> Instructions to follow
Give every line again exactly as it appears, please, but not the pictures.

(Collected data entries)
◇ ◇ ◇

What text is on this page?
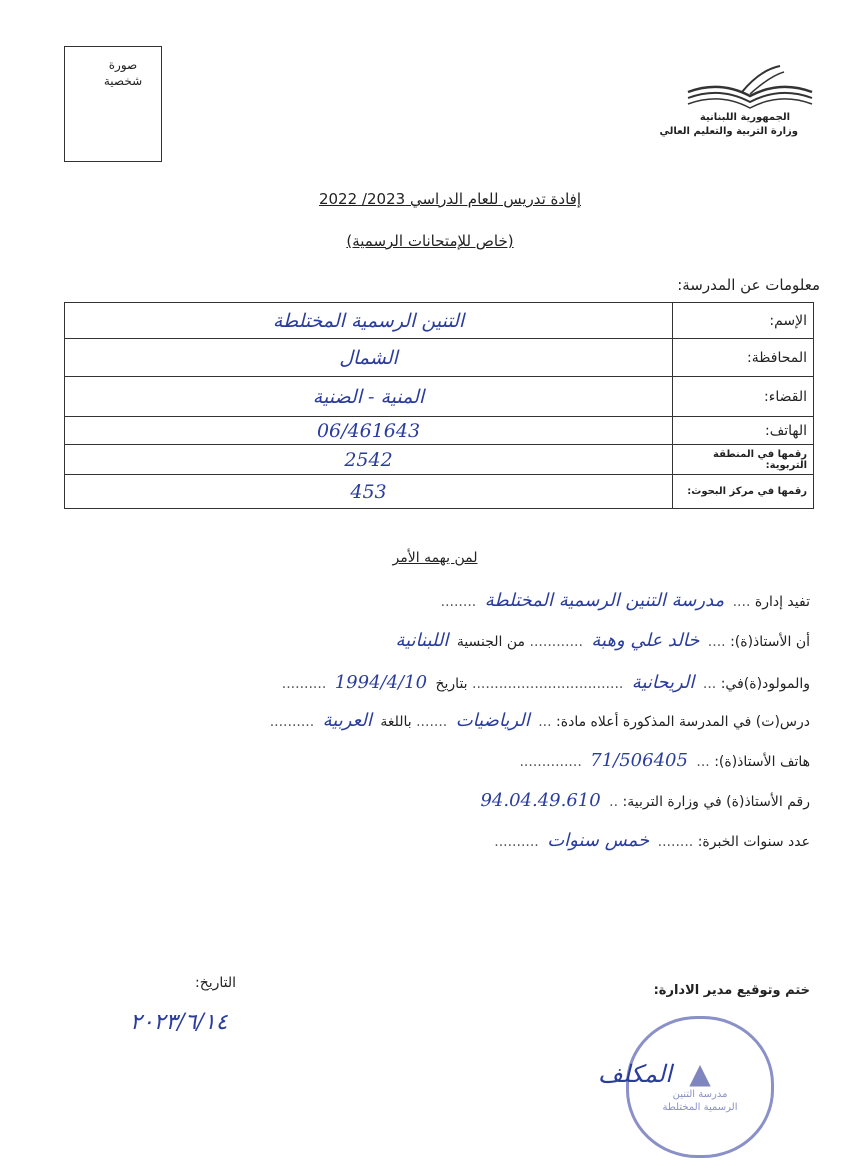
صورة شخصية
الجمهورية اللبنانية
وزارة التربية والتعليم العالي
إفادة تدريس للعام الدراسي 2023/ 2022
(خاص للإمتحانات الرسمية)
معلومات عن المدرسة:
الإسم:	التنين الرسمية المختلطة
المحافظة:	الشمال
القضاء:	المنية - الضنية
الهاتف:	06/461643
رقمها في المنطقة التربوية:	2542
رقمها في مركز البحوث:	453
لمن يهمه الأمر
تفيد إدارة .... مدرسة التنين الرسمية المختلطة ........
أن الأستاذ(ة): .... خالد علي وهبة ............ من الجنسية اللبنانية
والمولود(ة)في: ... الريحانية .................................. بتاريخ 1994/4/10 ..........
درس(ت) في المدرسة المذكورة أعلاه مادة: ... الرياضيات ....... باللغة العربية ..........
هاتف الأستاذ(ة): ... 71/506405 ..............
رقم الأستاذ(ة) في وزارة التربية: .. 94.04.49.610
عدد سنوات الخبرة: ........ خمس سنوات ..........
ختم وتوقيع مدير الادارة:
التاريخ:
٢٠٢٣/٦/١٤
▲
مدرسة التنين
الرسمية المختلطة
المكلف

◇ ◇ ◇

> The response
What text is on this page?
صورة شخصية
الجمهورية اللبنانية
وزارة التربية والتعليم العالي
إفادة تدريس للعام الدراسي 2023/ 2022
(خاص للإمتحانات الرسمية)
معلومات عن المدرسة:
الإسم:	التنين الرسمية المختلطة
المحافظة:	الشمال
القضاء:	المنية - الضنية
الهاتف:	06/461643
رقمها في المنطقة التربوية:	2542
رقمها في مركز البحوث:	453
لمن يهمه الأمر
تفيد إدارة .... مدرسة التنين الرسمية المختلطة ........
أن الأستاذ(ة): .... خالد علي وهبة ............ من الجنسية اللبنانية
والمولود(ة)في: ... الريحانية .................................. بتاريخ 1994/4/10 ..........
درس(ت) في المدرسة المذكورة أعلاه مادة: ... الرياضيات ....... باللغة العربية ..........
هاتف الأستاذ(ة): ... 71/506405 ..............
رقم الأستاذ(ة) في وزارة التربية: .. 94.04.49.610
عدد سنوات الخبرة: ........ خمس سنوات ..........
ختم وتوقيع مدير الادارة:
التاريخ:
٢٠٢٣/٦/١٤
▲
مدرسة التنين
الرسمية المختلطة
المكلف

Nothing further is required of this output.